• [Given exercise] Extract the full set of records that follows, word for word.
== Records for this exercise
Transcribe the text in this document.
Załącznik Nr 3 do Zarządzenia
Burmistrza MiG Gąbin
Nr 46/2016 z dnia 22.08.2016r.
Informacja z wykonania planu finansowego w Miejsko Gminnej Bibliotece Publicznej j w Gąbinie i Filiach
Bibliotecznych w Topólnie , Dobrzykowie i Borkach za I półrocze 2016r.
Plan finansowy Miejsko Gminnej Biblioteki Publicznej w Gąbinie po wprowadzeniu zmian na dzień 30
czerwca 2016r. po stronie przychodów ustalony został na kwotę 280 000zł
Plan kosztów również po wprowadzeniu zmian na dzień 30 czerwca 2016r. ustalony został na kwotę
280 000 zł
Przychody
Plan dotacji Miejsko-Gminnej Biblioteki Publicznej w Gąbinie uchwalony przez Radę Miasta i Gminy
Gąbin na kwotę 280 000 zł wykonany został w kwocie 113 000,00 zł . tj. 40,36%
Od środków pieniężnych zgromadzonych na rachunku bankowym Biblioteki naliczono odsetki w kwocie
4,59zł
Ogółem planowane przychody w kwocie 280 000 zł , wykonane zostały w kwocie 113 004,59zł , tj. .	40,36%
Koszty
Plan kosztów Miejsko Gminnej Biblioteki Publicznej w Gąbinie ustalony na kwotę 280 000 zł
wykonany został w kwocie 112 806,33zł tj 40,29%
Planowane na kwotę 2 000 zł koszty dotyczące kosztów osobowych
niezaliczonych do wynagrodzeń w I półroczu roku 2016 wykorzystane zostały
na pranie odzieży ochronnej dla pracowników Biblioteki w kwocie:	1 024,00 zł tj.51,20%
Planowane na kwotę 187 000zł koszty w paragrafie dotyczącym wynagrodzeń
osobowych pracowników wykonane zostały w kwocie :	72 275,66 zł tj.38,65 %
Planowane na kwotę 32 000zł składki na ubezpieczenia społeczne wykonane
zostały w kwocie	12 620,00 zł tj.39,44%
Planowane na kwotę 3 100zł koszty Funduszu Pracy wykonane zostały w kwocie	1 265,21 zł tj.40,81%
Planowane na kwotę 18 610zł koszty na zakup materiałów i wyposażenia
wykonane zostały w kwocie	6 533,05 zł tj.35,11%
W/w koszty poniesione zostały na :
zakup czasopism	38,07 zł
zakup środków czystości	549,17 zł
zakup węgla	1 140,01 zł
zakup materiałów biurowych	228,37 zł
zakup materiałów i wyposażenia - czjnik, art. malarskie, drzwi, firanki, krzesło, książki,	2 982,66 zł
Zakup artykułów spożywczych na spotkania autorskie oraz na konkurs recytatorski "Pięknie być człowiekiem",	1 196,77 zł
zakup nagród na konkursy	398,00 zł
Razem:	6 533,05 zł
====
• [Answer to this exercise]
Transcribe the text in this document.
Załącznik Nr 3 do Zarządzenia
Burmistrza MiG Gąbin
Nr 46/2016 z dnia 22.08.2016r.
Informacja z wykonania planu finansowego w Miejsko Gminnej Bibliotece Publicznej j w Gąbinie i Filiach
Bibliotecznych w Topólnie , Dobrzykowie i Borkach za I półrocze 2016r.
Plan finansowy Miejsko Gminnej Biblioteki Publicznej w Gąbinie po wprowadzeniu zmian na dzień 30
czerwca 2016r. po stronie przychodów ustalony został na kwotę 280 000zł
Plan kosztów również po wprowadzeniu zmian na dzień 30 czerwca 2016r. ustalony został na kwotę
280 000 zł
Przychody
Plan dotacji Miejsko-Gminnej Biblioteki Publicznej w Gąbinie uchwalony przez Radę Miasta i Gminy
Gąbin na kwotę 280 000 zł wykonany został w kwocie 113 000,00 zł . tj. 40,36%
Od środków pieniężnych zgromadzonych na rachunku bankowym Biblioteki naliczono odsetki w kwocie
4,59zł
Ogółem planowane przychody w kwocie 280 000 zł , wykonane zostały w kwocie 113 004,59zł , tj. .	40,36%
Koszty
Plan kosztów Miejsko Gminnej Biblioteki Publicznej w Gąbinie ustalony na kwotę 280 000 zł
wykonany został w kwocie 112 806,33zł tj 40,29%
Planowane na kwotę 2 000 zł koszty dotyczące kosztów osobowych
niezaliczonych do wynagrodzeń w I półroczu roku 2016 wykorzystane zostały
na pranie odzieży ochronnej dla pracowników Biblioteki w kwocie:	1 024,00 zł tj.51,20%
Planowane na kwotę 187 000zł koszty w paragrafie dotyczącym wynagrodzeń
osobowych pracowników wykonane zostały w kwocie :	72 275,66 zł tj.38,65 %
Planowane na kwotę 32 000zł składki na ubezpieczenia społeczne wykonane
zostały w kwocie	12 620,00 zł tj.39,44%
Planowane na kwotę 3 100zł koszty Funduszu Pracy wykonane zostały w kwocie	1 265,21 zł tj.40,81%
Planowane na kwotę 18 610zł koszty na zakup materiałów i wyposażenia
wykonane zostały w kwocie	6 533,05 zł tj.35,11%
W/w koszty poniesione zostały na :
zakup czasopism	38,07 zł
zakup środków czystości	549,17 zł
zakup węgla	1 140,01 zł
zakup materiałów biurowych	228,37 zł
zakup materiałów i wyposażenia - czjnik, art. malarskie, drzwi, firanki, krzesło, książki,	2 982,66 zł
Zakup artykułów spożywczych na spotkania autorskie oraz na konkurs recytatorski "Pięknie być człowiekiem",	1 196,77 zł
zakup nagród na konkursy	398,00 zł
Razem:	6 533,05 zł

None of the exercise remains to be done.